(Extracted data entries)
:::::
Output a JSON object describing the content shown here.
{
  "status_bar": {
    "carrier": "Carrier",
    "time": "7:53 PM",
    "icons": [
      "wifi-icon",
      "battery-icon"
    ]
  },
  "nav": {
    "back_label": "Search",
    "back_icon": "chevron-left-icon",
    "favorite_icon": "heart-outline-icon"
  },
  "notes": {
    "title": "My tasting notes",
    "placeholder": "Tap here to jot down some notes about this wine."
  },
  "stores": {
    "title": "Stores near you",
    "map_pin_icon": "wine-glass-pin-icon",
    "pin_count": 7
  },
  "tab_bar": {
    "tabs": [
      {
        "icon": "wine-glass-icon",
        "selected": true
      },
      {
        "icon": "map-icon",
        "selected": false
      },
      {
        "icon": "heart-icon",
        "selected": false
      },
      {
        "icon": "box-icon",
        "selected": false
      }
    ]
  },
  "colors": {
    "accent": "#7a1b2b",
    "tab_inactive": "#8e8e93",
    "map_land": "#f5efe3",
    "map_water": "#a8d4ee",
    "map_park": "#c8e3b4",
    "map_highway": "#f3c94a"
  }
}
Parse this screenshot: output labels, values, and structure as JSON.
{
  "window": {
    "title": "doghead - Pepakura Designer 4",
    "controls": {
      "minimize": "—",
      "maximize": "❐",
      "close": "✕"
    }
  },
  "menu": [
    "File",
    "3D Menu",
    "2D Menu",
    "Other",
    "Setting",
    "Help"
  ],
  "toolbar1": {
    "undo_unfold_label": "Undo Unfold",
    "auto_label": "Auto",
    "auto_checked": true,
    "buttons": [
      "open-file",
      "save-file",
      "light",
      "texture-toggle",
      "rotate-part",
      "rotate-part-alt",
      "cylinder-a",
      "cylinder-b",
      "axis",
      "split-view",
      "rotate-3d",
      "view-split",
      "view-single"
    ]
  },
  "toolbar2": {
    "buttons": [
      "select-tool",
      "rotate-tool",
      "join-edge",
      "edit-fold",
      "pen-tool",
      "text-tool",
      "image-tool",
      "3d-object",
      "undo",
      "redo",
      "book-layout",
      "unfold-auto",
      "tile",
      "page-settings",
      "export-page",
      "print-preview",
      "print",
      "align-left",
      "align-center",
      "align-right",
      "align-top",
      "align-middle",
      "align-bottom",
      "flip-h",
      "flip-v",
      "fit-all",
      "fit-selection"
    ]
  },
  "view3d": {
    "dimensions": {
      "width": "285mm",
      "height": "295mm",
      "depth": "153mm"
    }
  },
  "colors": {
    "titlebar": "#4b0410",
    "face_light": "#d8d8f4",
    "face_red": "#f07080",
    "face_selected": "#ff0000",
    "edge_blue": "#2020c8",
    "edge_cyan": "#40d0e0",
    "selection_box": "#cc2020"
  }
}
:::::
• _Problem_: Repeat every entry exactly, please.

• _Solution to the problem_:
Output a JSON object describing the content shown here.
{
  "status_bar": {
    "carrier": "Carrier",
    "time": "7:53 PM",
    "icons": [
      "wifi-icon",
      "battery-icon"
    ]
  },
  "nav": {
    "back_label": "Search",
    "back_icon": "chevron-left-icon",
    "favorite_icon": "heart-outline-icon"
  },
  "notes": {
    "title": "My tasting notes",
    "placeholder": "Tap here to jot down some notes about this wine."
  },
  "stores": {
    "title": "Stores near you",
    "map_pin_icon": "wine-glass-pin-icon",
    "pin_count": 7
  },
  "tab_bar": {
    "tabs": [
      {
        "icon": "wine-glass-icon",
        "selected": true
      },
      {
        "icon": "map-icon",
        "selected": false
      },
      {
        "icon": "heart-icon",
        "selected": false
      },
      {
        "icon": "box-icon",
        "selected": false
      }
    ]
  },
  "colors": {
    "accent": "#7a1b2b",
    "tab_inactive": "#8e8e93",
    "map_land": "#f5efe3",
    "map_water": "#a8d4ee",
    "map_park": "#c8e3b4",
    "map_highway": "#f3c94a"
  }
}
Parse this screenshot: output labels, values, and structure as JSON.
{
  "window": {
    "title": "doghead - Pepakura Designer 4",
    "controls": {
      "minimize": "—",
      "maximize": "❐",
      "close": "✕"
    }
  },
  "menu": [
    "File",
    "3D Menu",
    "2D Menu",
    "Other",
    "Setting",
    "Help"
  ],
  "toolbar1": {
    "undo_unfold_label": "Undo Unfold",
    "auto_label": "Auto",
    "auto_checked": true,
    "buttons": [
      "open-file",
      "save-file",
      "light",
      "texture-toggle",
      "rotate-part",
      "rotate-part-alt",
      "cylinder-a",
      "cylinder-b",
      "axis",
      "split-view",
      "rotate-3d",
      "view-split",
      "view-single"
    ]
  },
  "toolbar2": {
    "buttons": [
      "select-tool",
      "rotate-tool",
      "join-edge",
      "edit-fold",
      "pen-tool",
      "text-tool",
      "image-tool",
      "3d-object",
      "undo",
      "redo",
      "book-layout",
      "unfold-auto",
      "tile",
      "page-settings",
      "export-page",
      "print-preview",
      "print",
      "align-left",
      "align-center",
      "align-right",
      "align-top",
      "align-middle",
      "align-bottom",
      "flip-h",
      "flip-v",
      "fit-all",
      "fit-selection"
    ]
  },
  "view3d": {
    "dimensions": {
      "width": "285mm",
      "height": "295mm",
      "depth": "153mm"
    }
  },
  "colors": {
    "titlebar": "#4b0410",
    "face_light": "#d8d8f4",
    "face_red": "#f07080",
    "face_selected": "#ff0000",
    "edge_blue": "#2020c8",
    "edge_cyan": "#40d0e0",
    "selection_box": "#cc2020"
  }
}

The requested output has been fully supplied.